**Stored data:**
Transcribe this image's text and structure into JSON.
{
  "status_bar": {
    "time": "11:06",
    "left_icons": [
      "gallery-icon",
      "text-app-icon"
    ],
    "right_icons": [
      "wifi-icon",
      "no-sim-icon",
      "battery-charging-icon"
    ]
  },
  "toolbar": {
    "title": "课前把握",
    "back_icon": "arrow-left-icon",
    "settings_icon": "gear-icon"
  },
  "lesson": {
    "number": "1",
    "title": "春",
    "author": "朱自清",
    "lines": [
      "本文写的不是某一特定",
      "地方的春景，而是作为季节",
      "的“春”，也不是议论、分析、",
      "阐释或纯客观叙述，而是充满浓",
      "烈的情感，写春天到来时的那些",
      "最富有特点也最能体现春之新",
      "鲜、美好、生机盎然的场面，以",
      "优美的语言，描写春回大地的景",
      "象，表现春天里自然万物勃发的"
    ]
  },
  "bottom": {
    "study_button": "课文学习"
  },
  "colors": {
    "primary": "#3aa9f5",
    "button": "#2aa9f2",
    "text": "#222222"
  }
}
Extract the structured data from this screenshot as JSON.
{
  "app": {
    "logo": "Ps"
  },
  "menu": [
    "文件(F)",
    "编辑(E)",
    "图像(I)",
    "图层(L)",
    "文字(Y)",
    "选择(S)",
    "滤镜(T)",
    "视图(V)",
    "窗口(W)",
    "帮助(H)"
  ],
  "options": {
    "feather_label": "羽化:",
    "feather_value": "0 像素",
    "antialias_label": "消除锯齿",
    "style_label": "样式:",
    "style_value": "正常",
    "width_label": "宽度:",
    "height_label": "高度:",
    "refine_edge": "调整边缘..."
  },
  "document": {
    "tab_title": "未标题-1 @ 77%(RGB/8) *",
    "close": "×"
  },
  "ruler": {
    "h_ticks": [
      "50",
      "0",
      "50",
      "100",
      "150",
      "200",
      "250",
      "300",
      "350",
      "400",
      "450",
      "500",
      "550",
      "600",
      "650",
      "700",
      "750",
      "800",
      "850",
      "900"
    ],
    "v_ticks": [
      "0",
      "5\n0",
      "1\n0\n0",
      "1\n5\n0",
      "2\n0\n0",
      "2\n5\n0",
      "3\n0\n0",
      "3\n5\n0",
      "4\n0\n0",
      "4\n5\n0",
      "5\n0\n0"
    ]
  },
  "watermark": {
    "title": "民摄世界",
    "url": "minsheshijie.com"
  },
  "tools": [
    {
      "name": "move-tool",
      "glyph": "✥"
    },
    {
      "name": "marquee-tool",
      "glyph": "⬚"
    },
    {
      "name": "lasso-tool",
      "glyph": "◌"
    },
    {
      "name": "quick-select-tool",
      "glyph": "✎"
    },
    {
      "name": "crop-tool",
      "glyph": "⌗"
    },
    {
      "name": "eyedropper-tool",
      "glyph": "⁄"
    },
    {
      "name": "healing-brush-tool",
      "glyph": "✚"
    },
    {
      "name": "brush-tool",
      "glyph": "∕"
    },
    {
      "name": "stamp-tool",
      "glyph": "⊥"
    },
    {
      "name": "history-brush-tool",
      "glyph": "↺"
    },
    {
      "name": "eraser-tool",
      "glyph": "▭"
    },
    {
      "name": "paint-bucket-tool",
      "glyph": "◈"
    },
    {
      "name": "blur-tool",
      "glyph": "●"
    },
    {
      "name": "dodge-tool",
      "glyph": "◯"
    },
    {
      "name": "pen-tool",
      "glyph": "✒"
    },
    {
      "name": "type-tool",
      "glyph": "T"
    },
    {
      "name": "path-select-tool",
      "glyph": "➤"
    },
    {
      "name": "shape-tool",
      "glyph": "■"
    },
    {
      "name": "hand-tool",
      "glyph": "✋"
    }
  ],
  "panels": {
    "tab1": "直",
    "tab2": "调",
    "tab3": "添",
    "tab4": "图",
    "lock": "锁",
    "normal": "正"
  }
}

**To do:**
From the records, copy every line that has the string "JSON" in it.

**Final result:**
Transcribe this image's text and structure into JSON.
Extract the structured data from this screenshot as JSON.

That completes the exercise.